* **TASK INSTRUCTIONS**
Reproduce every entry exactly as shown.
— START —
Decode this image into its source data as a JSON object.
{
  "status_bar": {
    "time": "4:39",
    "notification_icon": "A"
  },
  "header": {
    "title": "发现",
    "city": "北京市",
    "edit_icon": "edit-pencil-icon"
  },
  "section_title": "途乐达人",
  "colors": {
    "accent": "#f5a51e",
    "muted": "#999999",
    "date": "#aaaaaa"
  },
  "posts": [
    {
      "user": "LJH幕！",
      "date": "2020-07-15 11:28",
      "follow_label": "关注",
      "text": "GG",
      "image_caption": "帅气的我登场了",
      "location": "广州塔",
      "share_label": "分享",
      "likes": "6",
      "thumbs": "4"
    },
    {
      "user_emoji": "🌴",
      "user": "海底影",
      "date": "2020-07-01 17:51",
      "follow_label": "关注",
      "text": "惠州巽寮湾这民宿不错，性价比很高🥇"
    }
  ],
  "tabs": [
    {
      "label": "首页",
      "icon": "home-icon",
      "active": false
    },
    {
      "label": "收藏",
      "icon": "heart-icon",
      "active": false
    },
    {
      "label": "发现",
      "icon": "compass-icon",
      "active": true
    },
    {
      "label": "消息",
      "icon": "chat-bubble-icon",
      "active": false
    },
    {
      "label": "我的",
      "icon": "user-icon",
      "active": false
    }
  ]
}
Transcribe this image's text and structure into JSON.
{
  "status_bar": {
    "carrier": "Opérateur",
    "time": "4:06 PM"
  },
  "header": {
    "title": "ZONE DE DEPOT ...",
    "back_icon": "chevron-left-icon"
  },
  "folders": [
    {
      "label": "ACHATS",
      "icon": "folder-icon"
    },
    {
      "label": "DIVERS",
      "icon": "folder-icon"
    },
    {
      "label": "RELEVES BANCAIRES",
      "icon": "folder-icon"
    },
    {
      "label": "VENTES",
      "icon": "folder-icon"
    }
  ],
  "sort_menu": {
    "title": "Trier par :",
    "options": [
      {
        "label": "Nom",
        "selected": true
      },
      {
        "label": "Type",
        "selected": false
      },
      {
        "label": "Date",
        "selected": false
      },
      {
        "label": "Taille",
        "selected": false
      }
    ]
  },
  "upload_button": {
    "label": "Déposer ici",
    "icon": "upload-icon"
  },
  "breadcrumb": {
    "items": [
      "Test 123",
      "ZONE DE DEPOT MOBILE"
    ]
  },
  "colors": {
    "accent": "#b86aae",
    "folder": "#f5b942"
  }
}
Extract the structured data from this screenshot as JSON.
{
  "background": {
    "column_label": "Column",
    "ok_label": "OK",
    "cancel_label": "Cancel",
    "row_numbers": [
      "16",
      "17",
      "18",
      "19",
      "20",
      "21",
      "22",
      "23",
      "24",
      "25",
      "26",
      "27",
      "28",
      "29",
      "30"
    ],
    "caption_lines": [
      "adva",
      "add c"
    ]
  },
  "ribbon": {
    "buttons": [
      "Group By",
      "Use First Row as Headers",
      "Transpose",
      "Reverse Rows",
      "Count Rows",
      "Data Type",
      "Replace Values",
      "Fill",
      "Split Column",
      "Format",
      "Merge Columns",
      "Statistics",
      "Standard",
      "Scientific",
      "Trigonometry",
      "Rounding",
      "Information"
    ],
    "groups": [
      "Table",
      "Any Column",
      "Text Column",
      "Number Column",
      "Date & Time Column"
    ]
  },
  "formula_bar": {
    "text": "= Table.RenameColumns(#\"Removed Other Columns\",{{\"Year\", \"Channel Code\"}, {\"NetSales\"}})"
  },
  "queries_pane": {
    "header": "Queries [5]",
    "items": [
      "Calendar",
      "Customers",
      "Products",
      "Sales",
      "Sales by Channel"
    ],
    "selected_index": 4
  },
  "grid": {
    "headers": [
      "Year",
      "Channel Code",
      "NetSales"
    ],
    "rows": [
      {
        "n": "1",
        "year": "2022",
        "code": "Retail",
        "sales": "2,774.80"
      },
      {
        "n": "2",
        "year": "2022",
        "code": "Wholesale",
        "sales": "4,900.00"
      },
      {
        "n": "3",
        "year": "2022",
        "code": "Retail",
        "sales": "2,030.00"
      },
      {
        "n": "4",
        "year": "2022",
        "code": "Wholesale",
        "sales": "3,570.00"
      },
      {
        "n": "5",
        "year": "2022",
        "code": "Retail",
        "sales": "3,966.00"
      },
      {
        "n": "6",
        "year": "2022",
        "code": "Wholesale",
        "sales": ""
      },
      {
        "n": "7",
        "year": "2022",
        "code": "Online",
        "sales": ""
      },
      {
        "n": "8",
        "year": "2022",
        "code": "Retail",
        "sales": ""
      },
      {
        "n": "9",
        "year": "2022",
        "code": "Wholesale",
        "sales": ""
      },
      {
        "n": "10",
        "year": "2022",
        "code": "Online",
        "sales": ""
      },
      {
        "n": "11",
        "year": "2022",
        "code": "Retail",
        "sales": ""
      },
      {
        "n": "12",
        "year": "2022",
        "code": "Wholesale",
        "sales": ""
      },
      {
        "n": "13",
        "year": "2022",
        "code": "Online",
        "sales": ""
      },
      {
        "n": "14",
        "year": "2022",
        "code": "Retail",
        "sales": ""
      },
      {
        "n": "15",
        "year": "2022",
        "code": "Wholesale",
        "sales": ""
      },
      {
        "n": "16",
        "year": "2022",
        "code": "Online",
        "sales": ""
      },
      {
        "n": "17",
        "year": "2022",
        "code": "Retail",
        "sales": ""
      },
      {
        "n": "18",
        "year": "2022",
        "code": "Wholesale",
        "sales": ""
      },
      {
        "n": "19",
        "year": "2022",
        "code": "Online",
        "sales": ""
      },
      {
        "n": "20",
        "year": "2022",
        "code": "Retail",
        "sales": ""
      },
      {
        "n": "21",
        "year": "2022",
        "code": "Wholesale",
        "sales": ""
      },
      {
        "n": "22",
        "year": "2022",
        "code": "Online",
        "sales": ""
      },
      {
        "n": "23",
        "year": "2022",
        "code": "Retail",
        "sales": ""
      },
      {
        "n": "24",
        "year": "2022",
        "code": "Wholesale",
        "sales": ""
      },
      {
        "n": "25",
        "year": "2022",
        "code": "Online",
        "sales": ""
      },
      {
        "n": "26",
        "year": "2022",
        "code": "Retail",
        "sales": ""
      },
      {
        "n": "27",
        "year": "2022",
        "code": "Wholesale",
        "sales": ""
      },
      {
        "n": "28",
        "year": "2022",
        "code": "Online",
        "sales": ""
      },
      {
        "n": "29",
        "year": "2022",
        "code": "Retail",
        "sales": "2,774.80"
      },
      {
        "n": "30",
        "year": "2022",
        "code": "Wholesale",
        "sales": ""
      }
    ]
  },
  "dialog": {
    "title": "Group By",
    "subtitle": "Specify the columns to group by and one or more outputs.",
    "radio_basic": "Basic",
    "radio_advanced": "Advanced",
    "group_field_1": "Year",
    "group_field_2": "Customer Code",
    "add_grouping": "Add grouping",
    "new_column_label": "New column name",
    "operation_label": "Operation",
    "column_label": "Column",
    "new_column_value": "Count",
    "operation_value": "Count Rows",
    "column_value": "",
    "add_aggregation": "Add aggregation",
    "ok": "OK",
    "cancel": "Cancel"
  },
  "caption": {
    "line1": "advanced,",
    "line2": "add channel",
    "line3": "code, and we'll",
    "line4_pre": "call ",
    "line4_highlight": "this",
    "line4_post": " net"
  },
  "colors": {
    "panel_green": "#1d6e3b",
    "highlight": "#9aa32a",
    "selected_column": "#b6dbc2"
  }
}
— END —
* **WORKED SOLUTION**
Decode this image into its source data as a JSON object.
{
  "status_bar": {
    "time": "4:39",
    "notification_icon": "A"
  },
  "header": {
    "title": "发现",
    "city": "北京市",
    "edit_icon": "edit-pencil-icon"
  },
  "section_title": "途乐达人",
  "colors": {
    "accent": "#f5a51e",
    "muted": "#999999",
    "date": "#aaaaaa"
  },
  "posts": [
    {
      "user": "LJH幕！",
      "date": "2020-07-15 11:28",
      "follow_label": "关注",
      "text": "GG",
      "image_caption": "帅气的我登场了",
      "location": "广州塔",
      "share_label": "分享",
      "likes": "6",
      "thumbs": "4"
    },
    {
      "user_emoji": "🌴",
      "user": "海底影",
      "date": "2020-07-01 17:51",
      "follow_label": "关注",
      "text": "惠州巽寮湾这民宿不错，性价比很高🥇"
    }
  ],
  "tabs": [
    {
      "label": "首页",
      "icon": "home-icon",
      "active": false
    },
    {
      "label": "收藏",
      "icon": "heart-icon",
      "active": false
    },
    {
      "label": "发现",
      "icon": "compass-icon",
      "active": true
    },
    {
      "label": "消息",
      "icon": "chat-bubble-icon",
      "active": false
    },
    {
      "label": "我的",
      "icon": "user-icon",
      "active": false
    }
  ]
}
Transcribe this image's text and structure into JSON.
{
  "status_bar": {
    "carrier": "Opérateur",
    "time": "4:06 PM"
  },
  "header": {
    "title": "ZONE DE DEPOT ...",
    "back_icon": "chevron-left-icon"
  },
  "folders": [
    {
      "label": "ACHATS",
      "icon": "folder-icon"
    },
    {
      "label": "DIVERS",
      "icon": "folder-icon"
    },
    {
      "label": "RELEVES BANCAIRES",
      "icon": "folder-icon"
    },
    {
      "label": "VENTES",
      "icon": "folder-icon"
    }
  ],
  "sort_menu": {
    "title": "Trier par :",
    "options": [
      {
        "label": "Nom",
        "selected": true
      },
      {
        "label": "Type",
        "selected": false
      },
      {
        "label": "Date",
        "selected": false
      },
      {
        "label": "Taille",
        "selected": false
      }
    ]
  },
  "upload_button": {
    "label": "Déposer ici",
    "icon": "upload-icon"
  },
  "breadcrumb": {
    "items": [
      "Test 123",
      "ZONE DE DEPOT MOBILE"
    ]
  },
  "colors": {
    "accent": "#b86aae",
    "folder": "#f5b942"
  }
}
Extract the structured data from this screenshot as JSON.
{
  "background": {
    "column_label": "Column",
    "ok_label": "OK",
    "cancel_label": "Cancel",
    "row_numbers": [
      "16",
      "17",
      "18",
      "19",
      "20",
      "21",
      "22",
      "23",
      "24",
      "25",
      "26",
      "27",
      "28",
      "29",
      "30"
    ],
    "caption_lines": [
      "adva",
      "add c"
    ]
  },
  "ribbon": {
    "buttons": [
      "Group By",
      "Use First Row as Headers",
      "Transpose",
      "Reverse Rows",
      "Count Rows",
      "Data Type",
      "Replace Values",
      "Fill",
      "Split Column",
      "Format",
      "Merge Columns",
      "Statistics",
      "Standard",
      "Scientific",
      "Trigonometry",
      "Rounding",
      "Information"
    ],
    "groups": [
      "Table",
      "Any Column",
      "Text Column",
      "Number Column",
      "Date & Time Column"
    ]
  },
  "formula_bar": {
    "text": "= Table.RenameColumns(#\"Removed Other Columns\",{{\"Year\", \"Channel Code\"}, {\"NetSales\"}})"
  },
  "queries_pane": {
    "header": "Queries [5]",
    "items": [
      "Calendar",
      "Customers",
      "Products",
      "Sales",
      "Sales by Channel"
    ],
    "selected_index": 4
  },
  "grid": {
    "headers": [
      "Year",
      "Channel Code",
      "NetSales"
    ],
    "rows": [
      {
        "n": "1",
        "year": "2022",
        "code": "Retail",
        "sales": "2,774.80"
      },
      {
        "n": "2",
        "year": "2022",
        "code": "Wholesale",
        "sales": "4,900.00"
      },
      {
        "n": "3",
        "year": "2022",
        "code": "Retail",
        "sales": "2,030.00"
      },
      {
        "n": "4",
        "year": "2022",
        "code": "Wholesale",
        "sales": "3,570.00"
      },
      {
        "n": "5",
        "year": "2022",
        "code": "Retail",
        "sales": "3,966.00"
      },
      {
        "n": "6",
        "year": "2022",
        "code": "Wholesale",
        "sales": ""
      },
      {
        "n": "7",
        "year": "2022",
        "code": "Online",
        "sales": ""
      },
      {
        "n": "8",
        "year": "2022",
        "code": "Retail",
        "sales": ""
      },
      {
        "n": "9",
        "year": "2022",
        "code": "Wholesale",
        "sales": ""
      },
      {
        "n": "10",
        "year": "2022",
        "code": "Online",
        "sales": ""
      },
      {
        "n": "11",
        "year": "2022",
        "code": "Retail",
        "sales": ""
      },
      {
        "n": "12",
        "year": "2022",
        "code": "Wholesale",
        "sales": ""
      },
      {
        "n": "13",
        "year": "2022",
        "code": "Online",
        "sales": ""
      },
      {
        "n": "14",
        "year": "2022",
        "code": "Retail",
        "sales": ""
      },
      {
        "n": "15",
        "year": "2022",
        "code": "Wholesale",
        "sales": ""
      },
      {
        "n": "16",
        "year": "2022",
        "code": "Online",
        "sales": ""
      },
      {
        "n": "17",
        "year": "2022",
        "code": "Retail",
        "sales": ""
      },
      {
        "n": "18",
        "year": "2022",
        "code": "Wholesale",
        "sales": ""
      },
      {
        "n": "19",
        "year": "2022",
        "code": "Online",
        "sales": ""
      },
      {
        "n": "20",
        "year": "2022",
        "code": "Retail",
        "sales": ""
      },
      {
        "n": "21",
        "year": "2022",
        "code": "Wholesale",
        "sales": ""
      },
      {
        "n": "22",
        "year": "2022",
        "code": "Online",
        "sales": ""
      },
      {
        "n": "23",
        "year": "2022",
        "code": "Retail",
        "sales": ""
      },
      {
        "n": "24",
        "year": "2022",
        "code": "Wholesale",
        "sales": ""
      },
      {
        "n": "25",
        "year": "2022",
        "code": "Online",
        "sales": ""
      },
      {
        "n": "26",
        "year": "2022",
        "code": "Retail",
        "sales": ""
      },
      {
        "n": "27",
        "year": "2022",
        "code": "Wholesale",
        "sales": ""
      },
      {
        "n": "28",
        "year": "2022",
        "code": "Online",
        "sales": ""
      },
      {
        "n": "29",
        "year": "2022",
        "code": "Retail",
        "sales": "2,774.80"
      },
      {
        "n": "30",
        "year": "2022",
        "code": "Wholesale",
        "sales": ""
      }
    ]
  },
  "dialog": {
    "title": "Group By",
    "subtitle": "Specify the columns to group by and one or more outputs.",
    "radio_basic": "Basic",
    "radio_advanced": "Advanced",
    "group_field_1": "Year",
    "group_field_2": "Customer Code",
    "add_grouping": "Add grouping",
    "new_column_label": "New column name",
    "operation_label": "Operation",
    "column_label": "Column",
    "new_column_value": "Count",
    "operation_value": "Count Rows",
    "column_value": "",
    "add_aggregation": "Add aggregation",
    "ok": "OK",
    "cancel": "Cancel"
  },
  "caption": {
    "line1": "advanced,",
    "line2": "add channel",
    "line3": "code, and we'll",
    "line4_pre": "call ",
    "line4_highlight": "this",
    "line4_post": " net"
  },
  "colors": {
    "panel_green": "#1d6e3b",
    "highlight": "#9aa32a",
    "selected_column": "#b6dbc2"
  }
}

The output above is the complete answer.